** EXERCISE DETAILS **
Examine the records and identify each line that includes the string "Sparvolumen". Copy those lines.

#### MATERIAL FOR THE TASK ####

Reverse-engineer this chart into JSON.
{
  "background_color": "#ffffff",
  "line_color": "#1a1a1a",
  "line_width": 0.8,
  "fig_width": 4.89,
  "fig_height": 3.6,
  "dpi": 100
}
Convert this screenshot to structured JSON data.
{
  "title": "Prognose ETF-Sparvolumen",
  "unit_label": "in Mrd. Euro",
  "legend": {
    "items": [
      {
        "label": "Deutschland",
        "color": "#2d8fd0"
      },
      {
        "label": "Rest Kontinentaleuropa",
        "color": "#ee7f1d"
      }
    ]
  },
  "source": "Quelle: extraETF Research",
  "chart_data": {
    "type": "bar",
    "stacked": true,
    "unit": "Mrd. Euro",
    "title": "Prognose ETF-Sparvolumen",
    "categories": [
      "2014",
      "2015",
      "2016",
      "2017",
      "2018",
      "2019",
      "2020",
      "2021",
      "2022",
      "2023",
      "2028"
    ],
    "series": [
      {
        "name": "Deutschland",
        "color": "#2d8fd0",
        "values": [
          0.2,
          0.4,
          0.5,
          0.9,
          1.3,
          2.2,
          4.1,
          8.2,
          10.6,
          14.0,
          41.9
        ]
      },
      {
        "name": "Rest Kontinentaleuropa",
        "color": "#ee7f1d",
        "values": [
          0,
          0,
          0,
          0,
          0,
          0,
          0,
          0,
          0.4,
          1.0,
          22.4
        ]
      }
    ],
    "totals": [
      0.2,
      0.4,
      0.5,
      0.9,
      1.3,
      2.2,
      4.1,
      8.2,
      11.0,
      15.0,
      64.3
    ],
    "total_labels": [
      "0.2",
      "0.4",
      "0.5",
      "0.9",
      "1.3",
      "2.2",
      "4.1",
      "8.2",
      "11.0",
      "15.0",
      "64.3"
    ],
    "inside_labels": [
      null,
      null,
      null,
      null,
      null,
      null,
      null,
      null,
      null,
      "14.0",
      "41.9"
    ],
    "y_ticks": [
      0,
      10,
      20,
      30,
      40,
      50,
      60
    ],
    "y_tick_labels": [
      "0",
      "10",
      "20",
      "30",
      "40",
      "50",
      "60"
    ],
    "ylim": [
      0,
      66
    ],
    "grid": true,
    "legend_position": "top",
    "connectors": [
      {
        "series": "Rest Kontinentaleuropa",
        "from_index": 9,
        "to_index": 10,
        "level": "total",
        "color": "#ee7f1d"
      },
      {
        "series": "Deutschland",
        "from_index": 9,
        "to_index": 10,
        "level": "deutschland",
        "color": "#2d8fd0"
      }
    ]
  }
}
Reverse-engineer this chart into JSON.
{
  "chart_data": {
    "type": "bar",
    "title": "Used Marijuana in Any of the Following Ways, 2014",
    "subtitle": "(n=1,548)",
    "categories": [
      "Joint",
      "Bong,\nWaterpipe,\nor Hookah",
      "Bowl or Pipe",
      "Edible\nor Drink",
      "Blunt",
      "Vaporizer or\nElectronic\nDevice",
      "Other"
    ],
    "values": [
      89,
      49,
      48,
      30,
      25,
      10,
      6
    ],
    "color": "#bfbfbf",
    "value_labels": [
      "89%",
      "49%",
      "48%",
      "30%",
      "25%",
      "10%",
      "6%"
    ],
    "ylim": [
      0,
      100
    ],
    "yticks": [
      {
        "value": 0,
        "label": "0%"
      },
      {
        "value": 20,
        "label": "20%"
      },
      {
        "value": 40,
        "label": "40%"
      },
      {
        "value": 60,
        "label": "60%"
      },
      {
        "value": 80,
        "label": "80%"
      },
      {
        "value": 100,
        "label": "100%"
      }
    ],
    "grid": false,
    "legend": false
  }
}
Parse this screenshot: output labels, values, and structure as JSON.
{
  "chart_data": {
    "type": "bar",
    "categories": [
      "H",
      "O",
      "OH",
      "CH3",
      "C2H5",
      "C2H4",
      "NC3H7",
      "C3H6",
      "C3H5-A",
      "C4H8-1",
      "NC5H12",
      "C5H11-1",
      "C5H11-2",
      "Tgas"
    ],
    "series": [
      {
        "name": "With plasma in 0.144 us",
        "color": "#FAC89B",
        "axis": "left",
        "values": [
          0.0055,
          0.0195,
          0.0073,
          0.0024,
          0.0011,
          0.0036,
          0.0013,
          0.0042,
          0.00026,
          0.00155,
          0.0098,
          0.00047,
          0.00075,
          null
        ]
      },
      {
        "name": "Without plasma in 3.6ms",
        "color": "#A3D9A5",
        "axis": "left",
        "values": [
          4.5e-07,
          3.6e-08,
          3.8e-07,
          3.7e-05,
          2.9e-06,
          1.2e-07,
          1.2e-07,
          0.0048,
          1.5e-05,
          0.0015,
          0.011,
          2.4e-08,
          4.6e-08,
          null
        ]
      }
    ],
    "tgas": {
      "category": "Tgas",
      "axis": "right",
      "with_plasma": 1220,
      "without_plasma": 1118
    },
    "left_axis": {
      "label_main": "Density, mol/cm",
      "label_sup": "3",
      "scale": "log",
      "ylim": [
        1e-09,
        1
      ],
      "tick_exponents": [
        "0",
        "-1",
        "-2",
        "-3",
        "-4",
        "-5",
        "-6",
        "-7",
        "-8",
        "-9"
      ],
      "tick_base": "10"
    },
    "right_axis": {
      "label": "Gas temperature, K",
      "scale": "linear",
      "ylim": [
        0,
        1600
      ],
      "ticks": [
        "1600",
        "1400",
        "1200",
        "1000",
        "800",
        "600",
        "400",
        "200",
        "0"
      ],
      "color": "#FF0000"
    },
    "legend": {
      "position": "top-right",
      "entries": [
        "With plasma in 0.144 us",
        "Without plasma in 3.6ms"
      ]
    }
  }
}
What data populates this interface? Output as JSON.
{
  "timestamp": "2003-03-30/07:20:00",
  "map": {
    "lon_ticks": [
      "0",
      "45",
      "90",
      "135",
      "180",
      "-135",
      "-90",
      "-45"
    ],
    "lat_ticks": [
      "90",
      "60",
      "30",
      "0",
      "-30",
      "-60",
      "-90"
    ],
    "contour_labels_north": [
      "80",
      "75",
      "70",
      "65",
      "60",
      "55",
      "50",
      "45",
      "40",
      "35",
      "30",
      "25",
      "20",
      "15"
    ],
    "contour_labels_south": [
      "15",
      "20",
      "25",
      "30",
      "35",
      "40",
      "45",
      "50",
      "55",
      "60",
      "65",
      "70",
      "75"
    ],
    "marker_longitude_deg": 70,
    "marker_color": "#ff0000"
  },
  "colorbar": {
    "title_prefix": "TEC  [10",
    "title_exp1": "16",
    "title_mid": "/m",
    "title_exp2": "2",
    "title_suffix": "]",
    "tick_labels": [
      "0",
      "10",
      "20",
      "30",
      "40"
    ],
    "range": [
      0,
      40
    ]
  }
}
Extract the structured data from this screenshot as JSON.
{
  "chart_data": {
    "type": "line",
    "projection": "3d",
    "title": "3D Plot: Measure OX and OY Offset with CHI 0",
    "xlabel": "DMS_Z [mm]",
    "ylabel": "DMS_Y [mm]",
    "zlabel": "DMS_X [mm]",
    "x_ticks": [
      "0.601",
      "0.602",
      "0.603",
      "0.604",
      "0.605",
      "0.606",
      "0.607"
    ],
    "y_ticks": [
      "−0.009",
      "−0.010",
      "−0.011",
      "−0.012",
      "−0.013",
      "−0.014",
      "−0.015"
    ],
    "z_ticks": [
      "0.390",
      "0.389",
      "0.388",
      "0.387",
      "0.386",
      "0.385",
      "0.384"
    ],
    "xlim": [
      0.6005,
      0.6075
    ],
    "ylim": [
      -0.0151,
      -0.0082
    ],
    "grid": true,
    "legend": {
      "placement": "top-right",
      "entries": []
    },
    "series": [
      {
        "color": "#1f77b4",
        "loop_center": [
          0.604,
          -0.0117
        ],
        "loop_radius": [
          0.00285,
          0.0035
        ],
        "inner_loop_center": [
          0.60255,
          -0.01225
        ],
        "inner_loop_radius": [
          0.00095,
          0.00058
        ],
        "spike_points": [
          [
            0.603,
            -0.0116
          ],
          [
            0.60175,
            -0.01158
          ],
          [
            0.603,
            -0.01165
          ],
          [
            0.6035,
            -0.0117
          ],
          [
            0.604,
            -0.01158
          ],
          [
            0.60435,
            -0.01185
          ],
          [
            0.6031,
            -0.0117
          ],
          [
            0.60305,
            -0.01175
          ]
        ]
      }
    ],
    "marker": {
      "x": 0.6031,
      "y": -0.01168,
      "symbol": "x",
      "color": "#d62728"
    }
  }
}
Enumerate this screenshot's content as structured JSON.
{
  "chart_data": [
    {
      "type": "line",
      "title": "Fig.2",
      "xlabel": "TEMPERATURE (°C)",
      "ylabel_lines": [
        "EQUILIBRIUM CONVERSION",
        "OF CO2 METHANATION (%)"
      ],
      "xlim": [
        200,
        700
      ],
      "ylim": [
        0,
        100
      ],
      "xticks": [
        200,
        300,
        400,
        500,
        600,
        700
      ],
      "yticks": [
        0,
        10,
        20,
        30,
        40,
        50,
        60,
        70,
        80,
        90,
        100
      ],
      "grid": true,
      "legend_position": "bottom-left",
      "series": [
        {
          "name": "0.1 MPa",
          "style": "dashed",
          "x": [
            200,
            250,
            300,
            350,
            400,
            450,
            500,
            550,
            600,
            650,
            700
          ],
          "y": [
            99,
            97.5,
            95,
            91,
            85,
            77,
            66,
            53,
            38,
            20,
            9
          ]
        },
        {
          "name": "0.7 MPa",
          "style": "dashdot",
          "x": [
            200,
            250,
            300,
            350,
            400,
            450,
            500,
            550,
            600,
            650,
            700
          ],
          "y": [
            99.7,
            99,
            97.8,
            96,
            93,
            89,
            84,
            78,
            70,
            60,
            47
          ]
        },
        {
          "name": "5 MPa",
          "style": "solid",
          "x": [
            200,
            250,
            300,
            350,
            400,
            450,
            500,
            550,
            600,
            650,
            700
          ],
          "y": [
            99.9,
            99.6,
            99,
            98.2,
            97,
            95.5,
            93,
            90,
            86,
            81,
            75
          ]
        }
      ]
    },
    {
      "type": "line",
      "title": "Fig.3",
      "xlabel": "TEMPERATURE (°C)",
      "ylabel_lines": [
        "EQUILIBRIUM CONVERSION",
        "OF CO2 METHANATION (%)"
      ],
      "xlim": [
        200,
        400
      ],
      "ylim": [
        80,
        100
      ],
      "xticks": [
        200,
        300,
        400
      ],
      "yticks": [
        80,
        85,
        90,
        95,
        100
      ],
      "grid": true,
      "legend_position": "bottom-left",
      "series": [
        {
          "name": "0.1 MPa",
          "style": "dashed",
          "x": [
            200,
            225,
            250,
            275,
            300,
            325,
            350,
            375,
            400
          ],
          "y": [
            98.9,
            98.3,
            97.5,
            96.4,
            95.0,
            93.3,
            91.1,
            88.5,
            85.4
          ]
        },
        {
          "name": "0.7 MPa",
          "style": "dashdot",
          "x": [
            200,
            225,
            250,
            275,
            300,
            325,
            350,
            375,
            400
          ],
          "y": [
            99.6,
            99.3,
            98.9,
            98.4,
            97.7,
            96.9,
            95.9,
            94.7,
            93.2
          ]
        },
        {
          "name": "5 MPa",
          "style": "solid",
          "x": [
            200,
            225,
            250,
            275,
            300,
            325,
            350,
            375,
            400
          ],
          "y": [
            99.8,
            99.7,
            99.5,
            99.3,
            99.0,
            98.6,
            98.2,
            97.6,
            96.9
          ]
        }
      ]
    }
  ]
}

####

** EXERCISE ANSWER **
  "title": "Prognose ETF-Sparvolumen",
    "title": "Prognose ETF-Sparvolumen",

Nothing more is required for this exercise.